TASK DATA
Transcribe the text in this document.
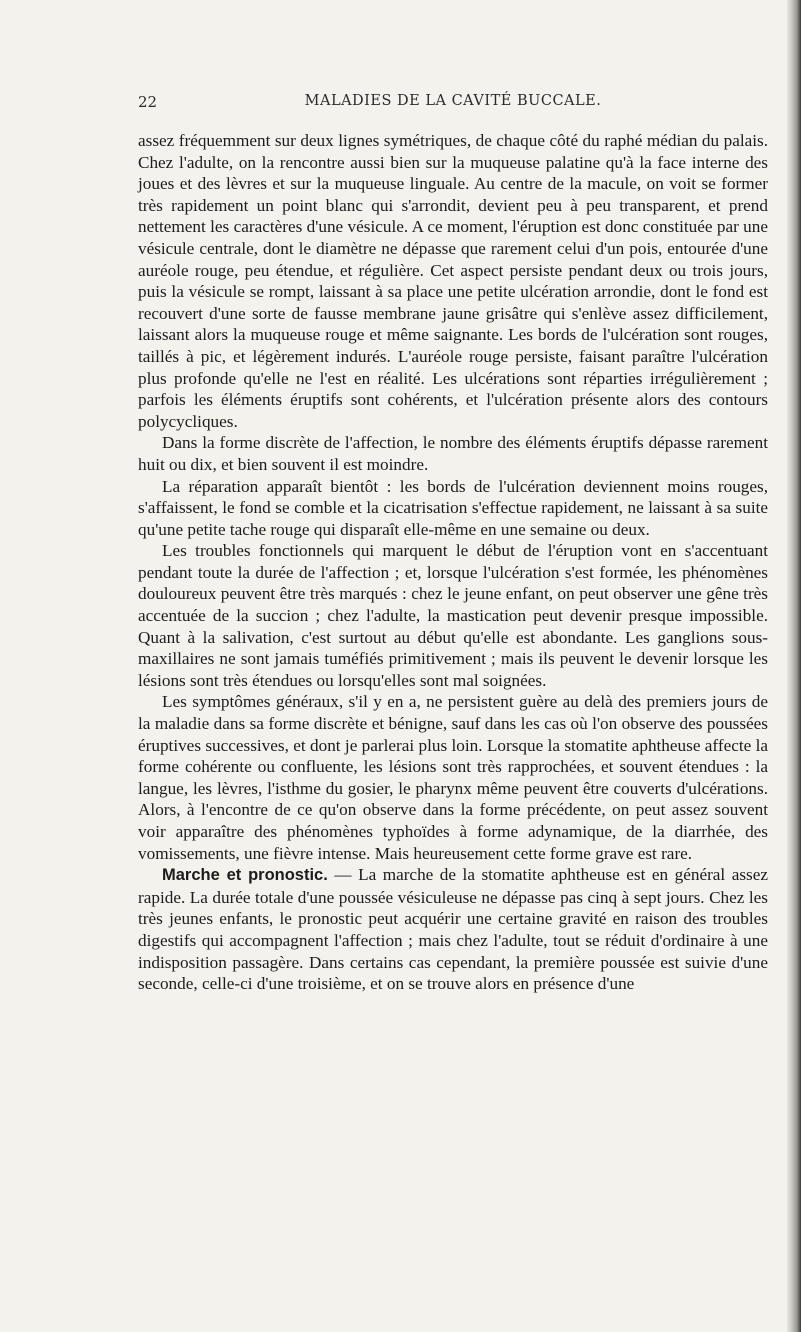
22	MALADIES DE LA CAVITÉ BUCCALE.

assez fréquemment sur deux lignes symétriques, de chaque côté du raphé médian du palais. Chez l'adulte, on la rencontre aussi bien sur la muqueuse palatine qu'à la face interne des joues et des lèvres et sur la muqueuse linguale. Au centre de la macule, on voit se former très rapidement un point blanc qui s'arrondit, devient peu à peu transparent, et prend nettement les caractères d'une vésicule. A ce moment, l'éruption est donc constituée par une vésicule centrale, dont le diamètre ne dépasse que rarement celui d'un pois, entourée d'une auréole rouge, peu étendue, et régulière. Cet aspect persiste pendant deux ou trois jours, puis la vésicule se rompt, laissant à sa place une petite ulcération arrondie, dont le fond est recouvert d'une sorte de fausse membrane jaune grisâtre qui s'enlève assez difficilement, laissant alors la muqueuse rouge et même saignante. Les bords de l'ulcération sont rouges, taillés à pic, et légèrement indurés. L'auréole rouge persiste, faisant paraître l'ulcération plus profonde qu'elle ne l'est en réalité. Les ulcérations sont réparties irrégulièrement ; parfois les éléments éruptifs sont cohérents, et l'ulcération présente alors des contours polycycliques.

Dans la forme discrète de l'affection, le nombre des éléments éruptifs dépasse rarement huit ou dix, et bien souvent il est moindre.

La réparation apparaît bientôt : les bords de l'ulcération deviennent moins rouges, s'affaissent, le fond se comble et la cicatrisation s'effectue rapidement, ne laissant à sa suite qu'une petite tache rouge qui disparaît elle-même en une semaine ou deux.

Les troubles fonctionnels qui marquent le début de l'éruption vont en s'accentuant pendant toute la durée de l'affection ; et, lorsque l'ulcération s'est formée, les phénomènes douloureux peuvent être très marqués : chez le jeune enfant, on peut observer une gêne très accentuée de la succion ; chez l'adulte, la mastication peut devenir presque impossible. Quant à la salivation, c'est surtout au début qu'elle est abondante. Les ganglions sous-maxillaires ne sont jamais tuméfiés primitivement ; mais ils peuvent le devenir lorsque les lésions sont très étendues ou lorsqu'elles sont mal soignées.

Les symptômes généraux, s'il y en a, ne persistent guère au delà des premiers jours de la maladie dans sa forme discrète et bénigne, sauf dans les cas où l'on observe des poussées éruptives successives, et dont je parlerai plus loin. Lorsque la stomatite aphtheuse affecte la forme cohérente ou confluente, les lésions sont très rapprochées, et souvent étendues : la langue, les lèvres, l'isthme du gosier, le pharynx même peuvent être couverts d'ulcérations. Alors, à l'encontre de ce qu'on observe dans la forme précédente, on peut assez souvent voir apparaître des phénomènes typhoïdes à forme adynamique, de la diarrhée, des vomissements, une fièvre intense. Mais heureusement cette forme grave est rare.

Marche et pronostic. — La marche de la stomatite aphtheuse est en général assez rapide. La durée totale d'une poussée vésiculeuse ne dépasse pas cinq à sept jours. Chez les très jeunes enfants, le pronostic peut acquérir une certaine gravité en raison des troubles digestifs qui accompagnent l'affection ; mais chez l'adulte, tout se réduit d'ordinaire à une indisposition passagère. Dans certains cas cependant, la première poussée est suivie d'une seconde, celle-ci d'une troisième, et on se trouve alors en présence d'une
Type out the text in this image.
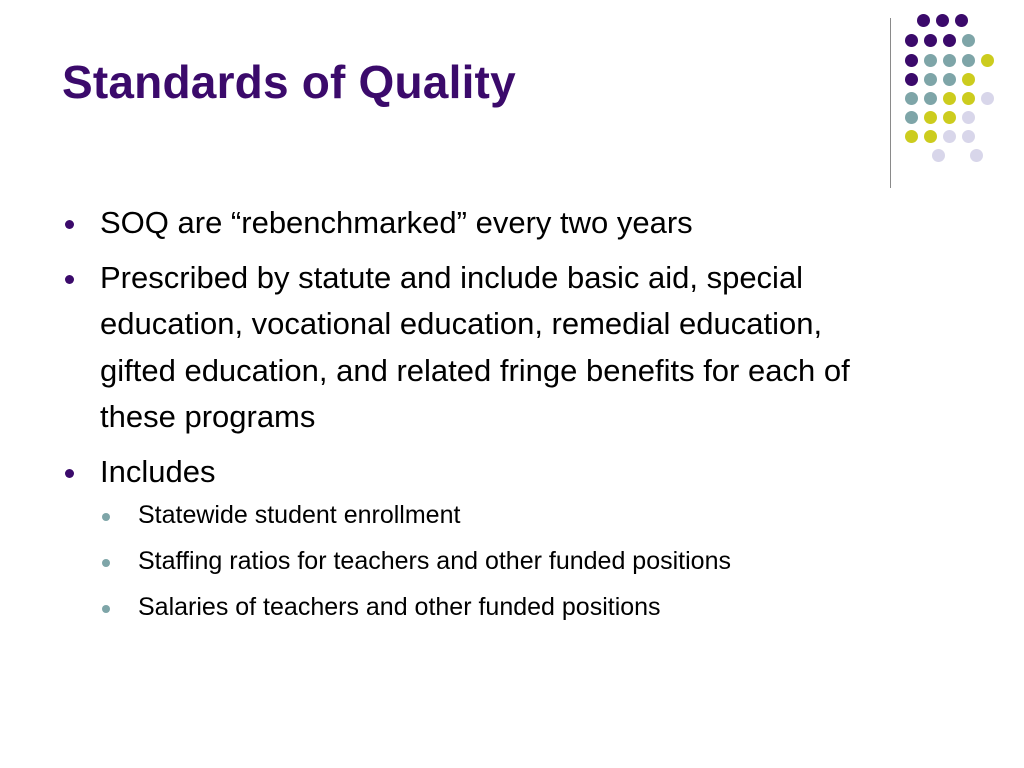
Standards of Quality
SOQ are “rebenchmarked” every two years
Prescribed by statute and include basic aid, special education, vocational education, remedial education, gifted education, and related fringe benefits for each of these programs
Includes
Statewide student enrollment
Staffing ratios for teachers and other funded positions
Salaries of teachers and other funded positions
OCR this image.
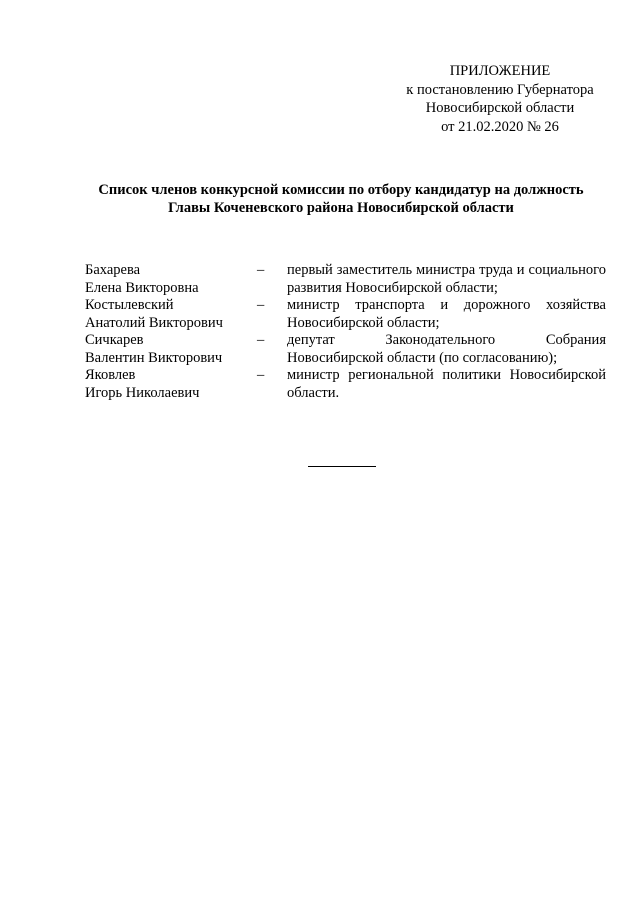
ПРИЛОЖЕНИЕ
к постановлению Губернатора
Новосибирской области
от 21.02.2020 № 26
Список членов конкурсной комиссии по отбору кандидатур на должность
Главы Коченевского района Новосибирской области
Бахарева
Елена Викторовна
–	первый заместитель министра труда и социального развития Новосибирской области;
Костылевский
Анатолий Викторович
–	министр транспорта и дорожного хозяйства Новосибирской области;
Сичкарев
Валентин Викторович
–	депутат Законодательного Собрания Новосибирской области (по согласованию);
Яковлев
Игорь Николаевич
–	министр региональной политики Новосибирской области.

WHAT TO PRODUCE
In the entries above, identify every line with the word "positions". Copy those lines.

OUTPUT FOR THIS TASK
Staffing ratios for teachers and other funded positions
Salaries of teachers and other funded positions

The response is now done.